- **Information given**
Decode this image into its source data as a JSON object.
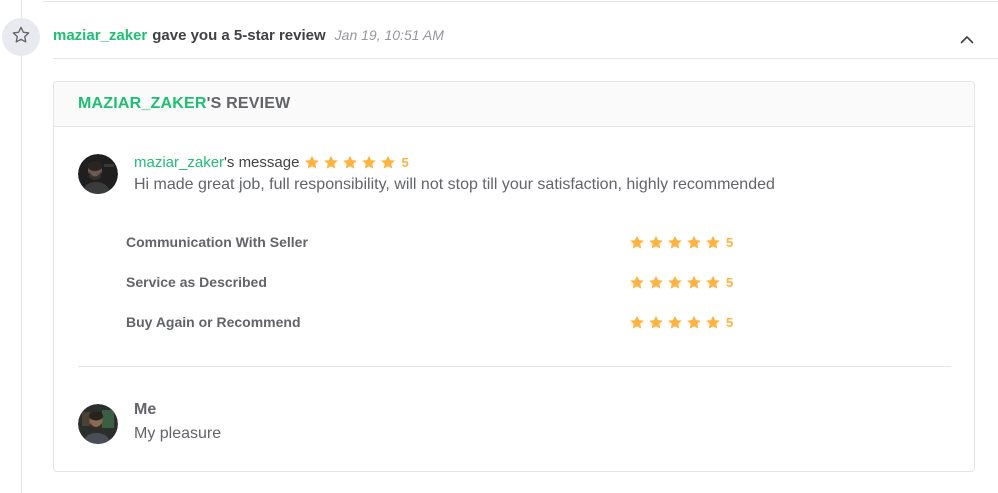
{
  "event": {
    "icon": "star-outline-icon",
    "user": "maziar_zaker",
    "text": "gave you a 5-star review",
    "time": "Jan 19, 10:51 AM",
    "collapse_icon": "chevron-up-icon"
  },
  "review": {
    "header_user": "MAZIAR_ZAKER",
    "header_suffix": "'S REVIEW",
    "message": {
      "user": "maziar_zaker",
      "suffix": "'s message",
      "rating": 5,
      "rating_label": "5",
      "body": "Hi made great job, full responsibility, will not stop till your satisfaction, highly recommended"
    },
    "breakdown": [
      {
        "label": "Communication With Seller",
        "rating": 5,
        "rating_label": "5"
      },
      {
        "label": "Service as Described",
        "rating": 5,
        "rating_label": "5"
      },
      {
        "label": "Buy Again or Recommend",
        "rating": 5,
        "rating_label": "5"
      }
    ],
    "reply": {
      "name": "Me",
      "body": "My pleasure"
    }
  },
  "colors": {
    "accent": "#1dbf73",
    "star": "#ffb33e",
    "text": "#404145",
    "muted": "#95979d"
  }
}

- **Stated exercise**
Print the whole listing above once more, word for word, without its pictures.

- **Response to the task**
Decode this image into its source data as a JSON object.
{
  "event": {
    "icon": "star-outline-icon",
    "user": "maziar_zaker",
    "text": "gave you a 5-star review",
    "time": "Jan 19, 10:51 AM",
    "collapse_icon": "chevron-up-icon"
  },
  "review": {
    "header_user": "MAZIAR_ZAKER",
    "header_suffix": "'S REVIEW",
    "message": {
      "user": "maziar_zaker",
      "suffix": "'s message",
      "rating": 5,
      "rating_label": "5",
      "body": "Hi made great job, full responsibility, will not stop till your satisfaction, highly recommended"
    },
    "breakdown": [
      {
        "label": "Communication With Seller",
        "rating": 5,
        "rating_label": "5"
      },
      {
        "label": "Service as Described",
        "rating": 5,
        "rating_label": "5"
      },
      {
        "label": "Buy Again or Recommend",
        "rating": 5,
        "rating_label": "5"
      }
    ],
    "reply": {
      "name": "Me",
      "body": "My pleasure"
    }
  },
  "colors": {
    "accent": "#1dbf73",
    "star": "#ffb33e",
    "text": "#404145",
    "muted": "#95979d"
  }
}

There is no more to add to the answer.